===== Entries supplied

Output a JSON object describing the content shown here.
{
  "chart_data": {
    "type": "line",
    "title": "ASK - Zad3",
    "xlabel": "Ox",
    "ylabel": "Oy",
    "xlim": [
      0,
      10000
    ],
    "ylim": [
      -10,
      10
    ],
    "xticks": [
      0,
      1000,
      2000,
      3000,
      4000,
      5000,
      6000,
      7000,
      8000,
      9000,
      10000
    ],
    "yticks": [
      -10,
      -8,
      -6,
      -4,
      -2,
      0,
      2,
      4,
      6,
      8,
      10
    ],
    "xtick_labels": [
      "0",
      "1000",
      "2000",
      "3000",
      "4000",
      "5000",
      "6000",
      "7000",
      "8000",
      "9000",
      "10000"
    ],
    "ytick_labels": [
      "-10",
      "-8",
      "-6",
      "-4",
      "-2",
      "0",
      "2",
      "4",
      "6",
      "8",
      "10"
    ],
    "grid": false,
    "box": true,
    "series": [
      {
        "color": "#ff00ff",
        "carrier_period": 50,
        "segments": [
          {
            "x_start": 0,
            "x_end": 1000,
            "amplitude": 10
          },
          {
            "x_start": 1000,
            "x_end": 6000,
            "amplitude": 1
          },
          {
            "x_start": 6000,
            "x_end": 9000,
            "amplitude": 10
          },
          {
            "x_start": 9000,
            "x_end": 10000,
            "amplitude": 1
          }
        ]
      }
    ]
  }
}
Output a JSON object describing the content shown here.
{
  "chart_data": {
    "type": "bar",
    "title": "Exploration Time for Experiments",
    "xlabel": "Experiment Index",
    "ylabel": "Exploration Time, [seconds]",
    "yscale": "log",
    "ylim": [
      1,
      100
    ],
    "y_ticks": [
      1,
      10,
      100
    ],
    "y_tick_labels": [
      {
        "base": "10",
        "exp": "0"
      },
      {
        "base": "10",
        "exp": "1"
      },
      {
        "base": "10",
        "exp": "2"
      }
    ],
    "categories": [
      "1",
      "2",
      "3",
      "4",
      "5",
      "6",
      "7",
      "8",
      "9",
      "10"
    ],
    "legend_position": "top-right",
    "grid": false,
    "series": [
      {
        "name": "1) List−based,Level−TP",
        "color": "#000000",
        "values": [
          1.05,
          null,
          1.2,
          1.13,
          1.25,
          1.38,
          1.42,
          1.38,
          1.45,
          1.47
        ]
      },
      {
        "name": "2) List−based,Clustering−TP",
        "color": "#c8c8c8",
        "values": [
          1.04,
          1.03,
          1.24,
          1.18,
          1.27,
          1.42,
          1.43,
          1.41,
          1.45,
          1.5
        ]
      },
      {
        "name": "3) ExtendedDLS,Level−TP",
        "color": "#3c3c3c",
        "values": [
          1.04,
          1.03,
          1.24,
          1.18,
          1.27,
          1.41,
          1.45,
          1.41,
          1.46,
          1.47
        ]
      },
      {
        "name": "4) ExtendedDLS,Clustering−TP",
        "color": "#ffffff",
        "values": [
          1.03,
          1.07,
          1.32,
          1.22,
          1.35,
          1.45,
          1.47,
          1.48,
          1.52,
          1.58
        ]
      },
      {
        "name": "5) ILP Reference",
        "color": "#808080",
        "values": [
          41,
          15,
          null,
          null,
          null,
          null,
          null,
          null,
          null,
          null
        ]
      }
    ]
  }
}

==========

● Directions
The records above need to be transcribed in full. Keep every character unchanged.

● Result of the exercise
Output a JSON object describing the content shown here.
{
  "chart_data": {
    "type": "line",
    "title": "ASK - Zad3",
    "xlabel": "Ox",
    "ylabel": "Oy",
    "xlim": [
      0,
      10000
    ],
    "ylim": [
      -10,
      10
    ],
    "xticks": [
      0,
      1000,
      2000,
      3000,
      4000,
      5000,
      6000,
      7000,
      8000,
      9000,
      10000
    ],
    "yticks": [
      -10,
      -8,
      -6,
      -4,
      -2,
      0,
      2,
      4,
      6,
      8,
      10
    ],
    "xtick_labels": [
      "0",
      "1000",
      "2000",
      "3000",
      "4000",
      "5000",
      "6000",
      "7000",
      "8000",
      "9000",
      "10000"
    ],
    "ytick_labels": [
      "-10",
      "-8",
      "-6",
      "-4",
      "-2",
      "0",
      "2",
      "4",
      "6",
      "8",
      "10"
    ],
    "grid": false,
    "box": true,
    "series": [
      {
        "color": "#ff00ff",
        "carrier_period": 50,
        "segments": [
          {
            "x_start": 0,
            "x_end": 1000,
            "amplitude": 10
          },
          {
            "x_start": 1000,
            "x_end": 6000,
            "amplitude": 1
          },
          {
            "x_start": 6000,
            "x_end": 9000,
            "amplitude": 10
          },
          {
            "x_start": 9000,
            "x_end": 10000,
            "amplitude": 1
          }
        ]
      }
    ]
  }
}
Output a JSON object describing the content shown here.
{
  "chart_data": {
    "type": "bar",
    "title": "Exploration Time for Experiments",
    "xlabel": "Experiment Index",
    "ylabel": "Exploration Time, [seconds]",
    "yscale": "log",
    "ylim": [
      1,
      100
    ],
    "y_ticks": [
      1,
      10,
      100
    ],
    "y_tick_labels": [
      {
        "base": "10",
        "exp": "0"
      },
      {
        "base": "10",
        "exp": "1"
      },
      {
        "base": "10",
        "exp": "2"
      }
    ],
    "categories": [
      "1",
      "2",
      "3",
      "4",
      "5",
      "6",
      "7",
      "8",
      "9",
      "10"
    ],
    "legend_position": "top-right",
    "grid": false,
    "series": [
      {
        "name": "1) List−based,Level−TP",
        "color": "#000000",
        "values": [
          1.05,
          null,
          1.2,
          1.13,
          1.25,
          1.38,
          1.42,
          1.38,
          1.45,
          1.47
        ]
      },
      {
        "name": "2) List−based,Clustering−TP",
        "color": "#c8c8c8",
        "values": [
          1.04,
          1.03,
          1.24,
          1.18,
          1.27,
          1.42,
          1.43,
          1.41,
          1.45,
          1.5
        ]
      },
      {
        "name": "3) ExtendedDLS,Level−TP",
        "color": "#3c3c3c",
        "values": [
          1.04,
          1.03,
          1.24,
          1.18,
          1.27,
          1.41,
          1.45,
          1.41,
          1.46,
          1.47
        ]
      },
      {
        "name": "4) ExtendedDLS,Clustering−TP",
        "color": "#ffffff",
        "values": [
          1.03,
          1.07,
          1.32,
          1.22,
          1.35,
          1.45,
          1.47,
          1.48,
          1.52,
          1.58
        ]
      },
      {
        "name": "5) ILP Reference",
        "color": "#808080",
        "values": [
          41,
          15,
          null,
          null,
          null,
          null,
          null,
          null,
          null,
          null
        ]
      }
    ]
  }
}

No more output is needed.